Directions for this task:
Extend the article below on the history of Pride Month, starting right after its final sentence.

Excerpt:
########################################

Pride Is Still For You


June is officially LGBT Pride Month. Although Pride first started in the US, Pride parades and celebrations can now be found all over the world. It’s a month to celebrate:

-your sexuality (bi, lesbian, gay, pansexual, polysexual, fluid, flexual, etc.)

-your sex (intersex, etc.)

-your gender identity (transgender, genderfluid, genderqueer, bigender, drag, transvestitism, etc.)

-your lack of sexuality (asexual, aromantic, graysexual, etc.)

-your lack of gender identity (agender, gender non-conforming, etc.).

This is the month to celebrate, but do you know why?

In the 1960s, anti-LGBT legislation was common throughout the US. Police often raided establishments that catered to LGBT citizens. During these raids management and bar workers would be arrested. All patrons would be lined up, after all the lights had been turned on, and asked to show identification. Often men in drag and transvestites were arrested on the spot. Women had to be wearing at least three pieces of clothing deemed feminine for the time period or they would be arrested. If no ID was presented, that patron would also be arrested.

To counter these raids, riots and protests occurred, but none more so than those following a major raid on The Stonewall Inn in New York City, in June of 1969. Stonewall was known as the ‘it’ bar for LGBT clientele in NYC. It had gained prominence for allowing close and intimate dancing among it’s LGBT patrons, which was unheard of elsewhere. In the week leading up to the raid, Stonewall had previously just been raided, and other clubs and bars in the area had been shut down.

The police arrived at Stonewall at 1:20am on the 28th. They immediately began arresting bar patrons and taking them outside but their patrol cars hadn’t arrived in time and soon a large crowd was formed outside. A butch lesbian, who some identify as Stormé DeLarverie, was hit across the head by a police baton, because she kept escaping custody and being recaptured again and dragged through the crowd. Finally, she shouted, looking at the crowd, “Why don’t you guys do something?!” The crowd of about 100 began hurling pennies at the police, as well as other objects. Fearing for their safety, ten of the officers barricaded themselves inside the Stonewall Inn and then the crowd lit it on fire. Fire trucks came and put out the blaze and saved the police but that didn’t stop the LGBT community and the general public from rallying together in protests for the following six days.

There had been a feeling of “enough is enough” for quite awhile by then, so these riots, or rather, this uprising, established a newfound strength among the LGBT community. They weren’t going to take it anymore. Not the abuse. Not the condemnation by society. Not the archaic laws forbidding their freedom of expression. None of it. So the LGBT community fought back and the battlecry was heard nationwide. The following year several marches were planned around the US to commemorate the Stonewall Riots and to promote a sense of unified identity among the gay, lesbian, bi, and transgender communities throughout the nation.

In New York, activist Brenda Howard, who is bi, came up with the idea to have a week-long celebration surrounding the commemoration of The Stonewall Riots. She was part of a group who planned the march in New York City and Brenda was pivotal in making certain the marching event happened and was a success. Because of her efforts she is credited as being “The Mother of Pride.” We have her to thank for this time of year where we get to celebrate us being our authentic selves. In fact, she, along with fellow bi activist Stephen Donaldson (known as Donny the Punk) and gay activist L. Craig Schoonmaker, also popularized the word ‘Pride’ to describe these festivities. So the history of Pride is definitely a bi one.

########################################

Given material:

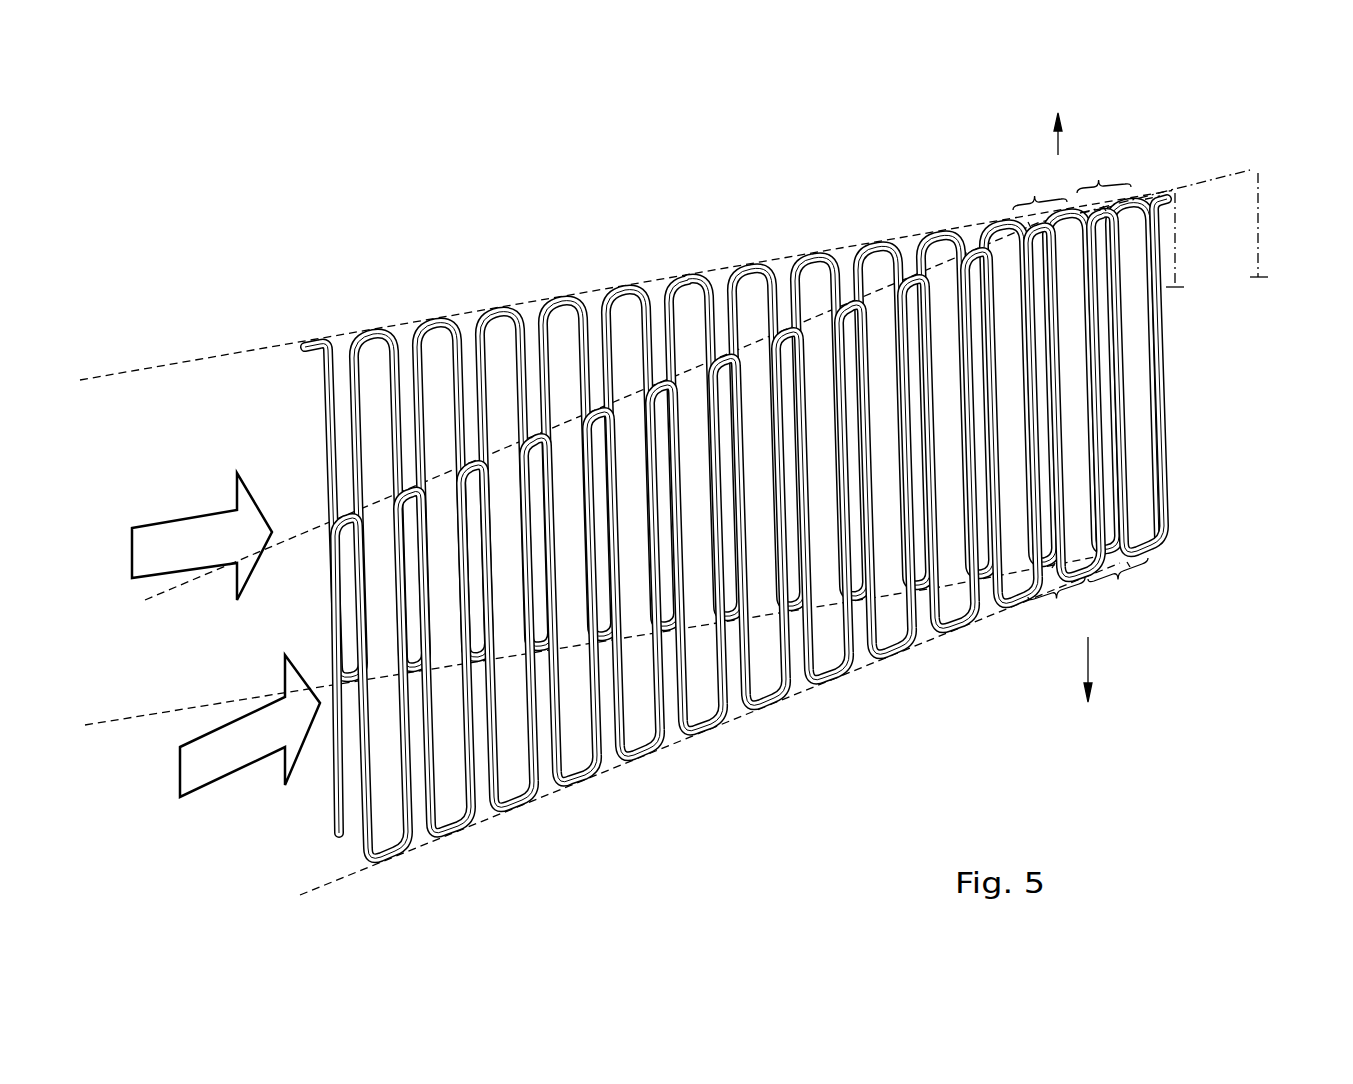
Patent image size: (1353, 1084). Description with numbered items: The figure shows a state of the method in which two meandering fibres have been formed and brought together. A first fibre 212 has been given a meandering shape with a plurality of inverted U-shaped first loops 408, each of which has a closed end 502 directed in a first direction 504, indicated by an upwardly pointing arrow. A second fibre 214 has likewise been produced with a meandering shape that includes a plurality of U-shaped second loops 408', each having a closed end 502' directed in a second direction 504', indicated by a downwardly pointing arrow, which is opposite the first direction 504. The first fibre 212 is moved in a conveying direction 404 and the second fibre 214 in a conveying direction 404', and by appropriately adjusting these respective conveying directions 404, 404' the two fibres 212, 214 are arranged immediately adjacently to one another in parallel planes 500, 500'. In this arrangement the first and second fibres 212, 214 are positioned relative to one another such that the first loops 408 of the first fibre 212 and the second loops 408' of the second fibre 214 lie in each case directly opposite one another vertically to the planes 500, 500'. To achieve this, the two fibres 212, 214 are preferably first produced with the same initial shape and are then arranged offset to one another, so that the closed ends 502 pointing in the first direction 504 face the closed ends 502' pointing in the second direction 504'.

########################################

Result for this exercise:
So, this month, not only can we celebrate our own bisexuality but also the bi activists who paved the way for our being able to celebrate it today, in the US and abroad. You may be open with your sexuality, you may have only told a few close friends or family members, or you might be so deep in the closet you don’t even know that we have bi pride colors to represent us. So, perhaps you don’t have a clue as to how to celebrate Pride Month.

Here are five ways in which you, as a bi person, can celebrate Pride:

  1. If you are on social media sites, such as Twitter and Facebook, tweet and post often during Pride Month about your bisexuality. If you are not out, what a great time to finally come out. Share stories about bi people around the world. Write a blog post or two about bi issues. Don’t forget to add hashtags about your sexuality and about the month’s festivities.
  2. Find a local bi organization near you and see if they are having an event this month and then go to it. You can meet other people similar to you and share your experiences. If there isn’t a bi organizations near you, maybe try an LGBT center and get involved with them and their celebration. If you’re lucky enough to have a Pride Festival and Parade occurring near you, make it a priority to attend and show that you are visible as a bi person.
  3. When you attend these events or at any point during the month, try to wear colors reflecting the bi pride flag. They don’t have to be spot on, but the bi colors are pink, violet, and blue. Feel free to mix this up with rainbows, an ace flag, or whatever other way you wish to celebrate your identity and your orientation.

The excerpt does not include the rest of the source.